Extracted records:
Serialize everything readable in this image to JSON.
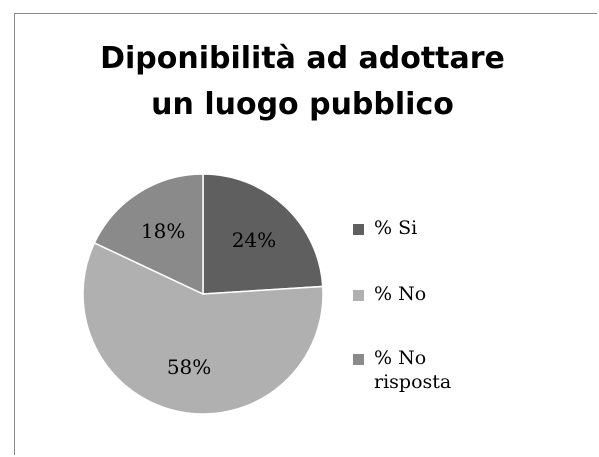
{
  "chart_data": {
    "type": "pie",
    "title_lines": [
      "Diponibilità ad adottare",
      "un luogo pubblico"
    ],
    "categories": [
      "% Si",
      "% No",
      "% No risposta"
    ],
    "values": [
      24,
      58,
      18
    ],
    "data_labels": [
      "24%",
      "58%",
      "18%"
    ],
    "colors": [
      "#5f5f5f",
      "#b0b0b0",
      "#8a8a8a"
    ],
    "legend_position": "right"
  }
}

**Problem to solve:**
Retype all the records shown above, character for character. Omit every picture.

**Output of the task:**
Serialize everything readable in this image to JSON.
{
  "chart_data": {
    "type": "pie",
    "title_lines": [
      "Diponibilità ad adottare",
      "un luogo pubblico"
    ],
    "categories": [
      "% Si",
      "% No",
      "% No risposta"
    ],
    "values": [
      24,
      58,
      18
    ],
    "data_labels": [
      "24%",
      "58%",
      "18%"
    ],
    "colors": [
      "#5f5f5f",
      "#b0b0b0",
      "#8a8a8a"
    ],
    "legend_position": "right"
  }
}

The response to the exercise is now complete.